Task instructions
Reproduce each line of the material precisely.
## Start Input data
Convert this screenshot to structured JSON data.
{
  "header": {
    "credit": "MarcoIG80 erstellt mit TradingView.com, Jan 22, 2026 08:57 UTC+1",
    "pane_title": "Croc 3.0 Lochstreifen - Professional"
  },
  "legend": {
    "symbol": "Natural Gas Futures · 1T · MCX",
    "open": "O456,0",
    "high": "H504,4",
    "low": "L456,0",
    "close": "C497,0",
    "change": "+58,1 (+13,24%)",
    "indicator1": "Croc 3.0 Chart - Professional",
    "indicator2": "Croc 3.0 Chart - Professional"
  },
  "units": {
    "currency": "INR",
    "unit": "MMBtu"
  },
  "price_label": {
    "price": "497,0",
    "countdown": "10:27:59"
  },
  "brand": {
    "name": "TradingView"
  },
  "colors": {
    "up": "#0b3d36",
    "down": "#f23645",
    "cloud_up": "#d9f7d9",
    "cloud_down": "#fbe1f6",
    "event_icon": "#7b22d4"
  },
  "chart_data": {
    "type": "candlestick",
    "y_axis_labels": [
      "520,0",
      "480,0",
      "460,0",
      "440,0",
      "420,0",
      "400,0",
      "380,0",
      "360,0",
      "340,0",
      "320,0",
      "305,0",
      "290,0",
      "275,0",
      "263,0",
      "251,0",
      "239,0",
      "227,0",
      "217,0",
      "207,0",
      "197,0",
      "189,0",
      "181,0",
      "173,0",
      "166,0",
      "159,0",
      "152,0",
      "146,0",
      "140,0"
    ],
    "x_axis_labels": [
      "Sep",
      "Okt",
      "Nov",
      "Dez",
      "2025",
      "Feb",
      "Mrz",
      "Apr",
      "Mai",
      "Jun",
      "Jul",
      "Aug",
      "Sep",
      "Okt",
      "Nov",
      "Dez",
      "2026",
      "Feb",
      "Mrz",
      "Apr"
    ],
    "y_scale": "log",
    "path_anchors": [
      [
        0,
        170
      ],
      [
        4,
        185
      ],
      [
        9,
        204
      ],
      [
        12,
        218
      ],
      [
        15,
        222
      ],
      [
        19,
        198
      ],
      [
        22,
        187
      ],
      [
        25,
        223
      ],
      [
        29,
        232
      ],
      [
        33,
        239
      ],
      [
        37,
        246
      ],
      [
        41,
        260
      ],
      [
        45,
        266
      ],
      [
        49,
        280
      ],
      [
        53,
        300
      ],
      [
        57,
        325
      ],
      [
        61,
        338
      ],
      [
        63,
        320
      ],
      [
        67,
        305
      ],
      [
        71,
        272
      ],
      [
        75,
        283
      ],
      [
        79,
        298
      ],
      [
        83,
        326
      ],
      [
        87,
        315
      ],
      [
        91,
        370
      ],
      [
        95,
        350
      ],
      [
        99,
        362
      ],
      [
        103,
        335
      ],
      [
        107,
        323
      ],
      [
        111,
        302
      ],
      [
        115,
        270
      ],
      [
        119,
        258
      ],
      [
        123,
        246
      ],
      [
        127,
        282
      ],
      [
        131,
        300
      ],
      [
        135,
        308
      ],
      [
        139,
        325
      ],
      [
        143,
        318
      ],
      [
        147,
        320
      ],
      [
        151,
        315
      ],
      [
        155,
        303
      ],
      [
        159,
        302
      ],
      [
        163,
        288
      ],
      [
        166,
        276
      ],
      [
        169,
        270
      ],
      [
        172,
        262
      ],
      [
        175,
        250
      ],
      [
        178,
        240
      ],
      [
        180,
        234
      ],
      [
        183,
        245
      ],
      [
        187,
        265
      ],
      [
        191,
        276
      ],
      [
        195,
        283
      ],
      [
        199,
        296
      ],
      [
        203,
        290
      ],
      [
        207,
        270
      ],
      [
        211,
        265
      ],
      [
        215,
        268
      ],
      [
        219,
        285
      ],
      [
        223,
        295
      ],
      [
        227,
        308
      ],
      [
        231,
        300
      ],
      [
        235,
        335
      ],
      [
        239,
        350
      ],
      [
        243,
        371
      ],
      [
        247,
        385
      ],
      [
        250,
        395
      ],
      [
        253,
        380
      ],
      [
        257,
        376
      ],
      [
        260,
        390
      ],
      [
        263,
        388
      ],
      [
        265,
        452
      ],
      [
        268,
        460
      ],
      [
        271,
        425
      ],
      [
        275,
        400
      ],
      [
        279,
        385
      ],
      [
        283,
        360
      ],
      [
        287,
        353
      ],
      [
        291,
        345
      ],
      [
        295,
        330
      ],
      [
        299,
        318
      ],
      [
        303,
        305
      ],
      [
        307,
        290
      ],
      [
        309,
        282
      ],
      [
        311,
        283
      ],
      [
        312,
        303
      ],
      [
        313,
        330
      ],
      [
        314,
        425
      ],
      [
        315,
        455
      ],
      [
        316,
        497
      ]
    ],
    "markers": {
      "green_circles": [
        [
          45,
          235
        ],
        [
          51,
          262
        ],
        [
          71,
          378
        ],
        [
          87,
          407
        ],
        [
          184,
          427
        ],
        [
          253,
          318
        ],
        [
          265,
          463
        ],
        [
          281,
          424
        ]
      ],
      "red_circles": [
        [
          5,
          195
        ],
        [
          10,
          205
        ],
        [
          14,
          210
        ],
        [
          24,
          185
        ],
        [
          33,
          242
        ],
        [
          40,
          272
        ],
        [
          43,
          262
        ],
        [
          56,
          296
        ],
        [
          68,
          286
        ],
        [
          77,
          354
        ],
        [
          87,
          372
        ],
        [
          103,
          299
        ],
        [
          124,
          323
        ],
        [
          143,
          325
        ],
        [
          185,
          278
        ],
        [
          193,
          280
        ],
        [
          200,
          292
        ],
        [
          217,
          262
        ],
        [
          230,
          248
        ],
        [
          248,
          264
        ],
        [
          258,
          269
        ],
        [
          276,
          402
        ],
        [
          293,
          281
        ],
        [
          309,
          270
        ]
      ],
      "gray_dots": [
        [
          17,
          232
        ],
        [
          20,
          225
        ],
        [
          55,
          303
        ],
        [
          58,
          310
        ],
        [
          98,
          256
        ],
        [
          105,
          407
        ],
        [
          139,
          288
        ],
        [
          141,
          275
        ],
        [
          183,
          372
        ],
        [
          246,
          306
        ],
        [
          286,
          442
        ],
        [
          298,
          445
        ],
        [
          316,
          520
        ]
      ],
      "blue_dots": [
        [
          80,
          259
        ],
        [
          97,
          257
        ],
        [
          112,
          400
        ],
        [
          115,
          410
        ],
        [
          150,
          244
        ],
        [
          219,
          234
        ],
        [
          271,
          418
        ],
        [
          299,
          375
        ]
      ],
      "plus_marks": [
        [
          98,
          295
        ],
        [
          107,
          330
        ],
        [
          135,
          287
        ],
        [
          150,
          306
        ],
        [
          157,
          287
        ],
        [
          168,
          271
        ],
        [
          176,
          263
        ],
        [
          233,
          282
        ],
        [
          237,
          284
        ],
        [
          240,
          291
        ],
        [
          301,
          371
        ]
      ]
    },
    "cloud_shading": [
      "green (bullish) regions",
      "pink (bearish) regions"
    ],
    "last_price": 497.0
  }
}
## End Input data
Answer to the problem
Convert this screenshot to structured JSON data.
{
  "header": {
    "credit": "MarcoIG80 erstellt mit TradingView.com, Jan 22, 2026 08:57 UTC+1",
    "pane_title": "Croc 3.0 Lochstreifen - Professional"
  },
  "legend": {
    "symbol": "Natural Gas Futures · 1T · MCX",
    "open": "O456,0",
    "high": "H504,4",
    "low": "L456,0",
    "close": "C497,0",
    "change": "+58,1 (+13,24%)",
    "indicator1": "Croc 3.0 Chart - Professional",
    "indicator2": "Croc 3.0 Chart - Professional"
  },
  "units": {
    "currency": "INR",
    "unit": "MMBtu"
  },
  "price_label": {
    "price": "497,0",
    "countdown": "10:27:59"
  },
  "brand": {
    "name": "TradingView"
  },
  "colors": {
    "up": "#0b3d36",
    "down": "#f23645",
    "cloud_up": "#d9f7d9",
    "cloud_down": "#fbe1f6",
    "event_icon": "#7b22d4"
  },
  "chart_data": {
    "type": "candlestick",
    "y_axis_labels": [
      "520,0",
      "480,0",
      "460,0",
      "440,0",
      "420,0",
      "400,0",
      "380,0",
      "360,0",
      "340,0",
      "320,0",
      "305,0",
      "290,0",
      "275,0",
      "263,0",
      "251,0",
      "239,0",
      "227,0",
      "217,0",
      "207,0",
      "197,0",
      "189,0",
      "181,0",
      "173,0",
      "166,0",
      "159,0",
      "152,0",
      "146,0",
      "140,0"
    ],
    "x_axis_labels": [
      "Sep",
      "Okt",
      "Nov",
      "Dez",
      "2025",
      "Feb",
      "Mrz",
      "Apr",
      "Mai",
      "Jun",
      "Jul",
      "Aug",
      "Sep",
      "Okt",
      "Nov",
      "Dez",
      "2026",
      "Feb",
      "Mrz",
      "Apr"
    ],
    "y_scale": "log",
    "path_anchors": [
      [
        0,
        170
      ],
      [
        4,
        185
      ],
      [
        9,
        204
      ],
      [
        12,
        218
      ],
      [
        15,
        222
      ],
      [
        19,
        198
      ],
      [
        22,
        187
      ],
      [
        25,
        223
      ],
      [
        29,
        232
      ],
      [
        33,
        239
      ],
      [
        37,
        246
      ],
      [
        41,
        260
      ],
      [
        45,
        266
      ],
      [
        49,
        280
      ],
      [
        53,
        300
      ],
      [
        57,
        325
      ],
      [
        61,
        338
      ],
      [
        63,
        320
      ],
      [
        67,
        305
      ],
      [
        71,
        272
      ],
      [
        75,
        283
      ],
      [
        79,
        298
      ],
      [
        83,
        326
      ],
      [
        87,
        315
      ],
      [
        91,
        370
      ],
      [
        95,
        350
      ],
      [
        99,
        362
      ],
      [
        103,
        335
      ],
      [
        107,
        323
      ],
      [
        111,
        302
      ],
      [
        115,
        270
      ],
      [
        119,
        258
      ],
      [
        123,
        246
      ],
      [
        127,
        282
      ],
      [
        131,
        300
      ],
      [
        135,
        308
      ],
      [
        139,
        325
      ],
      [
        143,
        318
      ],
      [
        147,
        320
      ],
      [
        151,
        315
      ],
      [
        155,
        303
      ],
      [
        159,
        302
      ],
      [
        163,
        288
      ],
      [
        166,
        276
      ],
      [
        169,
        270
      ],
      [
        172,
        262
      ],
      [
        175,
        250
      ],
      [
        178,
        240
      ],
      [
        180,
        234
      ],
      [
        183,
        245
      ],
      [
        187,
        265
      ],
      [
        191,
        276
      ],
      [
        195,
        283
      ],
      [
        199,
        296
      ],
      [
        203,
        290
      ],
      [
        207,
        270
      ],
      [
        211,
        265
      ],
      [
        215,
        268
      ],
      [
        219,
        285
      ],
      [
        223,
        295
      ],
      [
        227,
        308
      ],
      [
        231,
        300
      ],
      [
        235,
        335
      ],
      [
        239,
        350
      ],
      [
        243,
        371
      ],
      [
        247,
        385
      ],
      [
        250,
        395
      ],
      [
        253,
        380
      ],
      [
        257,
        376
      ],
      [
        260,
        390
      ],
      [
        263,
        388
      ],
      [
        265,
        452
      ],
      [
        268,
        460
      ],
      [
        271,
        425
      ],
      [
        275,
        400
      ],
      [
        279,
        385
      ],
      [
        283,
        360
      ],
      [
        287,
        353
      ],
      [
        291,
        345
      ],
      [
        295,
        330
      ],
      [
        299,
        318
      ],
      [
        303,
        305
      ],
      [
        307,
        290
      ],
      [
        309,
        282
      ],
      [
        311,
        283
      ],
      [
        312,
        303
      ],
      [
        313,
        330
      ],
      [
        314,
        425
      ],
      [
        315,
        455
      ],
      [
        316,
        497
      ]
    ],
    "markers": {
      "green_circles": [
        [
          45,
          235
        ],
        [
          51,
          262
        ],
        [
          71,
          378
        ],
        [
          87,
          407
        ],
        [
          184,
          427
        ],
        [
          253,
          318
        ],
        [
          265,
          463
        ],
        [
          281,
          424
        ]
      ],
      "red_circles": [
        [
          5,
          195
        ],
        [
          10,
          205
        ],
        [
          14,
          210
        ],
        [
          24,
          185
        ],
        [
          33,
          242
        ],
        [
          40,
          272
        ],
        [
          43,
          262
        ],
        [
          56,
          296
        ],
        [
          68,
          286
        ],
        [
          77,
          354
        ],
        [
          87,
          372
        ],
        [
          103,
          299
        ],
        [
          124,
          323
        ],
        [
          143,
          325
        ],
        [
          185,
          278
        ],
        [
          193,
          280
        ],
        [
          200,
          292
        ],
        [
          217,
          262
        ],
        [
          230,
          248
        ],
        [
          248,
          264
        ],
        [
          258,
          269
        ],
        [
          276,
          402
        ],
        [
          293,
          281
        ],
        [
          309,
          270
        ]
      ],
      "gray_dots": [
        [
          17,
          232
        ],
        [
          20,
          225
        ],
        [
          55,
          303
        ],
        [
          58,
          310
        ],
        [
          98,
          256
        ],
        [
          105,
          407
        ],
        [
          139,
          288
        ],
        [
          141,
          275
        ],
        [
          183,
          372
        ],
        [
          246,
          306
        ],
        [
          286,
          442
        ],
        [
          298,
          445
        ],
        [
          316,
          520
        ]
      ],
      "blue_dots": [
        [
          80,
          259
        ],
        [
          97,
          257
        ],
        [
          112,
          400
        ],
        [
          115,
          410
        ],
        [
          150,
          244
        ],
        [
          219,
          234
        ],
        [
          271,
          418
        ],
        [
          299,
          375
        ]
      ],
      "plus_marks": [
        [
          98,
          295
        ],
        [
          107,
          330
        ],
        [
          135,
          287
        ],
        [
          150,
          306
        ],
        [
          157,
          287
        ],
        [
          168,
          271
        ],
        [
          176,
          263
        ],
        [
          233,
          282
        ],
        [
          237,
          284
        ],
        [
          240,
          291
        ],
        [
          301,
          371
        ]
      ]
    },
    "cloud_shading": [
      "green (bullish) regions",
      "pink (bearish) regions"
    ],
    "last_price": 497.0
  }
}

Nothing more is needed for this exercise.